* Given problem *
State how many lines of the entries include the string "Note", please, leaving out everything but the number.

(Saved entries)
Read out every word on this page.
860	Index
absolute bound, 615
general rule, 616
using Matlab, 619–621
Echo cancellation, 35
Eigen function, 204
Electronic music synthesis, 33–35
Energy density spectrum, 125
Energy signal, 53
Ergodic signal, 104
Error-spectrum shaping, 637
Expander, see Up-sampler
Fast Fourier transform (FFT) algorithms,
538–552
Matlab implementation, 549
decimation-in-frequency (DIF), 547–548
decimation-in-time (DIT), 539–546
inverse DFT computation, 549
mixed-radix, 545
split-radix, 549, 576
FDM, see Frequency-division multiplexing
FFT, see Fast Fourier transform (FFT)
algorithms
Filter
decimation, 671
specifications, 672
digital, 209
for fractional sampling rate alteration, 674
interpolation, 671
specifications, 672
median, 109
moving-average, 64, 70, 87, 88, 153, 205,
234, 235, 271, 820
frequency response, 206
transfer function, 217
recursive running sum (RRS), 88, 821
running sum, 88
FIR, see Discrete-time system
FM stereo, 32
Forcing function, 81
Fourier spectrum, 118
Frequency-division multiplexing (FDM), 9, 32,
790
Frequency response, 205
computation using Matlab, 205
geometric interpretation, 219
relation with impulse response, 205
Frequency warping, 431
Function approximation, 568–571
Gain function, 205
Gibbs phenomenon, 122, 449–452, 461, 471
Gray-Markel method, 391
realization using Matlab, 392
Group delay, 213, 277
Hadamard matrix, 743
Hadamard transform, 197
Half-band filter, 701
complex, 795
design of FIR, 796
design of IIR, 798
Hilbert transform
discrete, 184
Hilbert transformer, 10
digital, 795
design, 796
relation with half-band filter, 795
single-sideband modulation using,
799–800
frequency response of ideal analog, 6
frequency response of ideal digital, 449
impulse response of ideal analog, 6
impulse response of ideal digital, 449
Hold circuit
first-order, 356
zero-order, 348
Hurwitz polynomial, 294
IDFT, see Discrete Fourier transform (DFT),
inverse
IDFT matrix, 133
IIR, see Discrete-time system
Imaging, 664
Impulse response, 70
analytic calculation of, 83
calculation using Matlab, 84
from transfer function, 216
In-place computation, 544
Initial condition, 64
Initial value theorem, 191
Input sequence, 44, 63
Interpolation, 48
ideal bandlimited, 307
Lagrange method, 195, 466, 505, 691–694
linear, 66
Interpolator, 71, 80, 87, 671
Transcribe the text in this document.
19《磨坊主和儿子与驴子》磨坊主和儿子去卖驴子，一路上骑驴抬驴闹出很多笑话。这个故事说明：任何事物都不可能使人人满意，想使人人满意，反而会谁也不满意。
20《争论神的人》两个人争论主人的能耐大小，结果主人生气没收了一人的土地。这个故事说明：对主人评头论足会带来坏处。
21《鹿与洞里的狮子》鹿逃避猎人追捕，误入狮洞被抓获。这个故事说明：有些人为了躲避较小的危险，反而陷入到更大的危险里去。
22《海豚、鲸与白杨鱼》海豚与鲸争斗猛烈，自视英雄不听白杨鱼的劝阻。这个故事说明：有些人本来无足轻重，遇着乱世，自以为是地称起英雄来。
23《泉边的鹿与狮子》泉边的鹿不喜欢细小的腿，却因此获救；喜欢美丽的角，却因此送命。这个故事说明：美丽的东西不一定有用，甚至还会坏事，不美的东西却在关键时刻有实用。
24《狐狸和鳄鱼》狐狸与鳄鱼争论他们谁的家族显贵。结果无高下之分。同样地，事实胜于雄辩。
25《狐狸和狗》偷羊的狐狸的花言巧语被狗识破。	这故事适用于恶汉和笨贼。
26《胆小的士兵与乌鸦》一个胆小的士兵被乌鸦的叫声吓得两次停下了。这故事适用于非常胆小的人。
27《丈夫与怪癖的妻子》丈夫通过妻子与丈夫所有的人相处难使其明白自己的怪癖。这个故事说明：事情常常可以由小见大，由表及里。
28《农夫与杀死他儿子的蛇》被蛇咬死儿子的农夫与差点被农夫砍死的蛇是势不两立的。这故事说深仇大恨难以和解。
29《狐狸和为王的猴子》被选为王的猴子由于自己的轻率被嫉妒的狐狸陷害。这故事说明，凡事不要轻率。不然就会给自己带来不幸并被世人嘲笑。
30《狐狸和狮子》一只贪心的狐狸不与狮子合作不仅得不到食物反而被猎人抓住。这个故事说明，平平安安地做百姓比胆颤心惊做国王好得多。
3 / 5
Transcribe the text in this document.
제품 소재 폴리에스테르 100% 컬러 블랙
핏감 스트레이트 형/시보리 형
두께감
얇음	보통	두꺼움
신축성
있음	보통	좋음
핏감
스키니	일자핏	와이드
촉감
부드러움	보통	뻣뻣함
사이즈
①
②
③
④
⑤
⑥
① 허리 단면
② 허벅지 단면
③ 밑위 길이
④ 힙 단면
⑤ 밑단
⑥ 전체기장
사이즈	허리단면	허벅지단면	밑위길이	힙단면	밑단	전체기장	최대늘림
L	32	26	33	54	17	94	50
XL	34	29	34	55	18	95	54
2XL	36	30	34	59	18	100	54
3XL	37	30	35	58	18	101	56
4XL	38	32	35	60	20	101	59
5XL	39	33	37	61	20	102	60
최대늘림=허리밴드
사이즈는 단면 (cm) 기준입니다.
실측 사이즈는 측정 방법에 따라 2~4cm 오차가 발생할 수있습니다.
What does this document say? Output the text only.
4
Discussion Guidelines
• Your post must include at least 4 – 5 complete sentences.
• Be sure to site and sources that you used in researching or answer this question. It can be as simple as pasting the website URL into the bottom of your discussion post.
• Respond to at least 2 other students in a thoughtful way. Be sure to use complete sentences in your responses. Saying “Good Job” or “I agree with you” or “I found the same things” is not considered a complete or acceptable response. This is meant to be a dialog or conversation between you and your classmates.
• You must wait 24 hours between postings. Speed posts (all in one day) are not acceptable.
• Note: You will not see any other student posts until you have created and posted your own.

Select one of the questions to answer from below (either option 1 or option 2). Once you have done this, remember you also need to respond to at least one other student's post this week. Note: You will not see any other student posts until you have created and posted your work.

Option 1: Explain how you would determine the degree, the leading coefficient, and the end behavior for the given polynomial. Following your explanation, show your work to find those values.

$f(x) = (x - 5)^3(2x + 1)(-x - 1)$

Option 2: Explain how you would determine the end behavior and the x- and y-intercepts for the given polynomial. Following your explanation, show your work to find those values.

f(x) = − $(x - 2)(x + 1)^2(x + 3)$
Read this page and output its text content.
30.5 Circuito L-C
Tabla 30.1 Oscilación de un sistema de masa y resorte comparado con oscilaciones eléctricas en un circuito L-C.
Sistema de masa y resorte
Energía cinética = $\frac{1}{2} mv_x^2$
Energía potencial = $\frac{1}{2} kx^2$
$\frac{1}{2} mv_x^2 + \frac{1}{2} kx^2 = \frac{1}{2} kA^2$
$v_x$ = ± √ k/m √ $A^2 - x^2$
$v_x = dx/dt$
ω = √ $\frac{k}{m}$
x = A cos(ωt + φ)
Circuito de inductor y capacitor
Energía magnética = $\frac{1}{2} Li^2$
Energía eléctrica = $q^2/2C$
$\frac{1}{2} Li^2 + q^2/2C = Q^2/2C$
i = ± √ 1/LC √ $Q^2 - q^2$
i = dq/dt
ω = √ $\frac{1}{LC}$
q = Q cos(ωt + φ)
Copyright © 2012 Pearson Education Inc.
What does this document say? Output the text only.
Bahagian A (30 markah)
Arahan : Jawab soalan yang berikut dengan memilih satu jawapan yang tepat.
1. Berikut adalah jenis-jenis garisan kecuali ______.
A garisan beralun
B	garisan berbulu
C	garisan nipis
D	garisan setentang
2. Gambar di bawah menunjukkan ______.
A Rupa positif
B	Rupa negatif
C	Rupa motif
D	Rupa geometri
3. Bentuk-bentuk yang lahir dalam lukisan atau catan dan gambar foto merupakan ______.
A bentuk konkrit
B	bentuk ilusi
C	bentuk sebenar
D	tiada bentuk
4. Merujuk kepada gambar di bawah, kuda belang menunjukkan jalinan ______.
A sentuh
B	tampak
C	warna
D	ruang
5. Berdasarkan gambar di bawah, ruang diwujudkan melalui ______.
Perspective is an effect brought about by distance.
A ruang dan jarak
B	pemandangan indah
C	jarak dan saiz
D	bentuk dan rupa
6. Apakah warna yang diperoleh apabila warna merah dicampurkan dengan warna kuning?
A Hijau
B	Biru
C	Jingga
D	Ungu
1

* Solution to the exercise *
2